**EXERCISE DIRECTIONS:** In the material below, find the line with "Transcribe the text in this document."; set down that line and every line after it to the end, exactly, without pictures.
** Begin AVAILABLE DATA **
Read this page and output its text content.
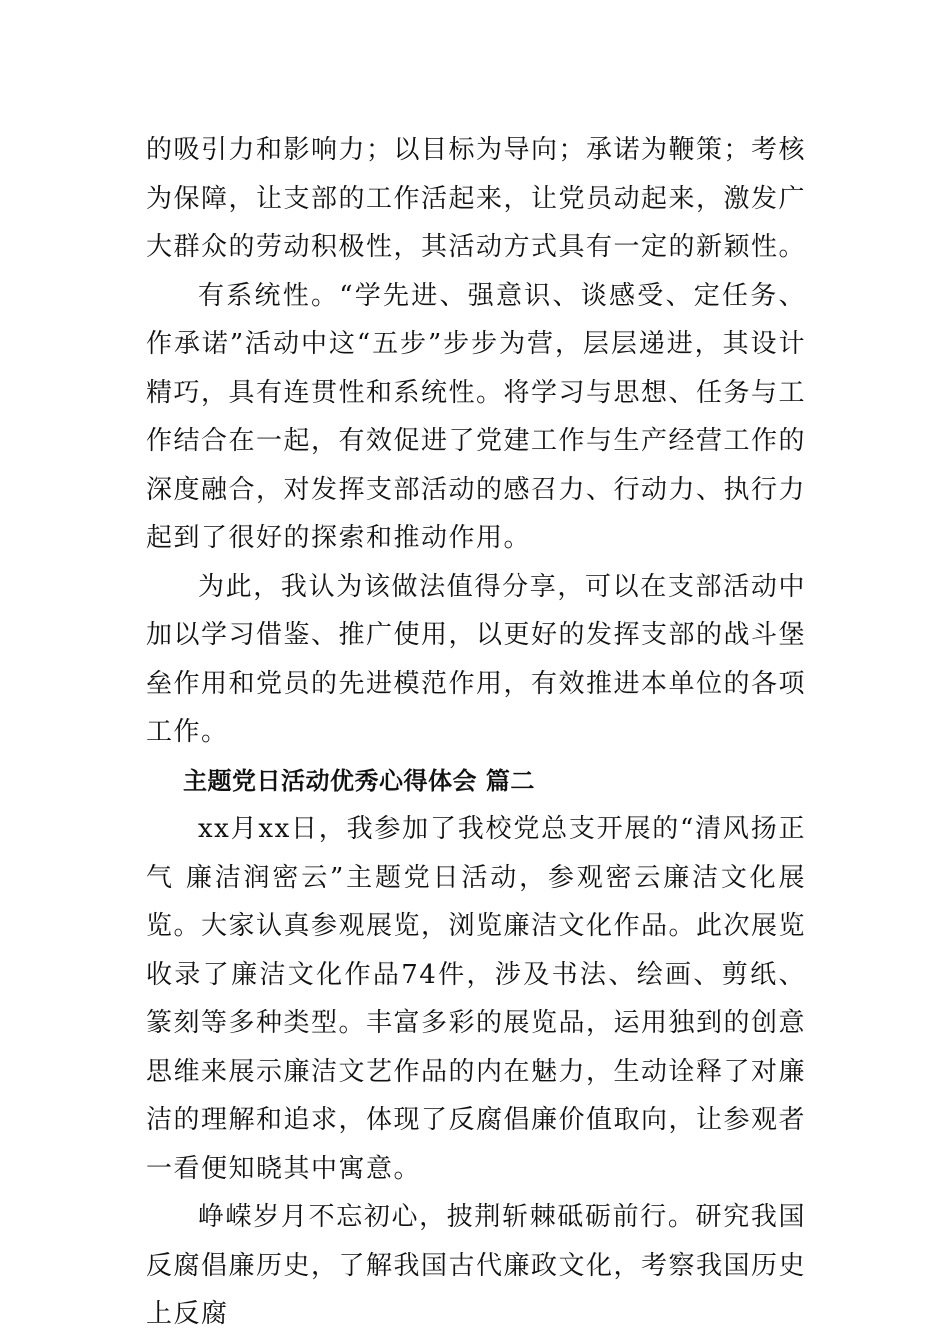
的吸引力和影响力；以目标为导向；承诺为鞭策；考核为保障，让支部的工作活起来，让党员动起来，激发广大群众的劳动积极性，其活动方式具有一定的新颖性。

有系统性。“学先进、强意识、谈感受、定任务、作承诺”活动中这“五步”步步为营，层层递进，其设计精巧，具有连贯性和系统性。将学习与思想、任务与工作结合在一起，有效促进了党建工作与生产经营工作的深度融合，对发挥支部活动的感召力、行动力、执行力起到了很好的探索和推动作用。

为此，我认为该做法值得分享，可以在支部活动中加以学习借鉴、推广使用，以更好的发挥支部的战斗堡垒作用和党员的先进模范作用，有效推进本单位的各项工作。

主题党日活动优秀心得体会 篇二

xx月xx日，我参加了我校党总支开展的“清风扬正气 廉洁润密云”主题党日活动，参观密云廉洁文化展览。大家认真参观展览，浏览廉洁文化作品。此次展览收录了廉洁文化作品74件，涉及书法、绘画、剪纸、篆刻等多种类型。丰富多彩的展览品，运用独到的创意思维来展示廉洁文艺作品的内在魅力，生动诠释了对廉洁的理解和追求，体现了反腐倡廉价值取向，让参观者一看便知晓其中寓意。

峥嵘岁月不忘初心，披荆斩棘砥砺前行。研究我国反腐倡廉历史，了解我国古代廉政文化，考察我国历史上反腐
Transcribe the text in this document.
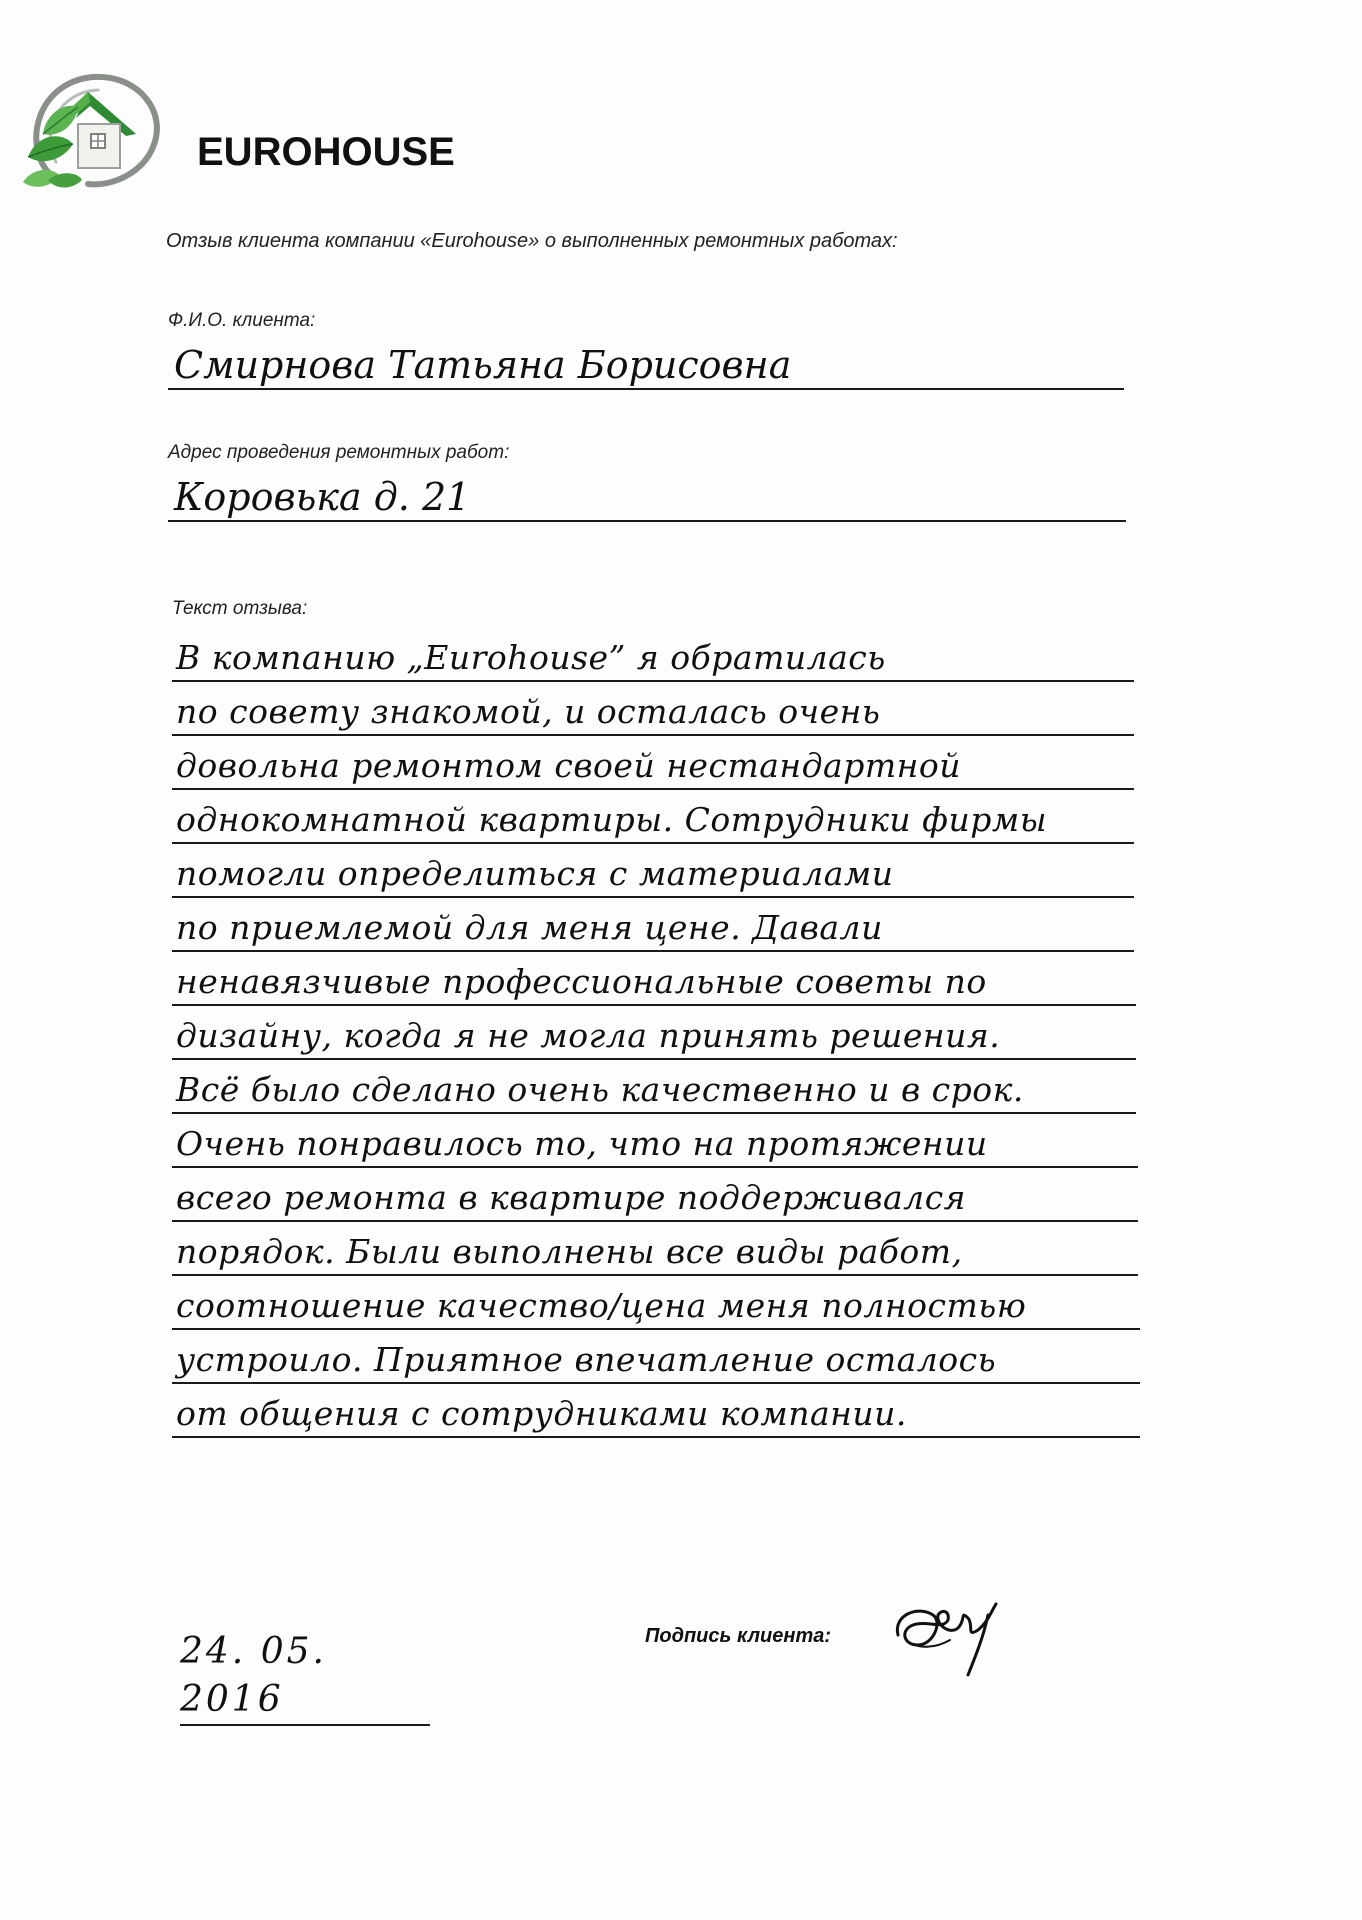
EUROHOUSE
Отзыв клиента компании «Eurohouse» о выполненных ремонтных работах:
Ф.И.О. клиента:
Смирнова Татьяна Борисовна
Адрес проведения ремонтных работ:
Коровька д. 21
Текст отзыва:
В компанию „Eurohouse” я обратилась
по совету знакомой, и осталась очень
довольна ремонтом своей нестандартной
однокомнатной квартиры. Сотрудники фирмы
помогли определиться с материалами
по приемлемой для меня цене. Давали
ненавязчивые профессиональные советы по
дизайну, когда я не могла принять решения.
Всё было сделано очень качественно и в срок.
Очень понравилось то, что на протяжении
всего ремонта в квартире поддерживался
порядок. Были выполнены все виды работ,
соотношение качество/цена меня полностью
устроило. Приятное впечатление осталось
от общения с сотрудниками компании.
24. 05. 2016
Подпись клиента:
** End AVAILABLE DATA **
**COMPLETED TASK:**
Transcribe the text in this document.
EUROHOUSE
Отзыв клиента компании «Eurohouse» о выполненных ремонтных работах:
Ф.И.О. клиента:
Смирнова Татьяна Борисовна
Адрес проведения ремонтных работ:
Коровька д. 21
Текст отзыва:
В компанию „Eurohouse” я обратилась
по совету знакомой, и осталась очень
довольна ремонтом своей нестандартной
однокомнатной квартиры. Сотрудники фирмы
помогли определиться с материалами
по приемлемой для меня цене. Давали
ненавязчивые профессиональные советы по
дизайну, когда я не могла принять решения.
Всё было сделано очень качественно и в срок.
Очень понравилось то, что на протяжении
всего ремонта в квартире поддерживался
порядок. Были выполнены все виды работ,
соотношение качество/цена меня полностью
устроило. Приятное впечатление осталось
от общения с сотрудниками компании.
24. 05. 2016
Подпись клиента:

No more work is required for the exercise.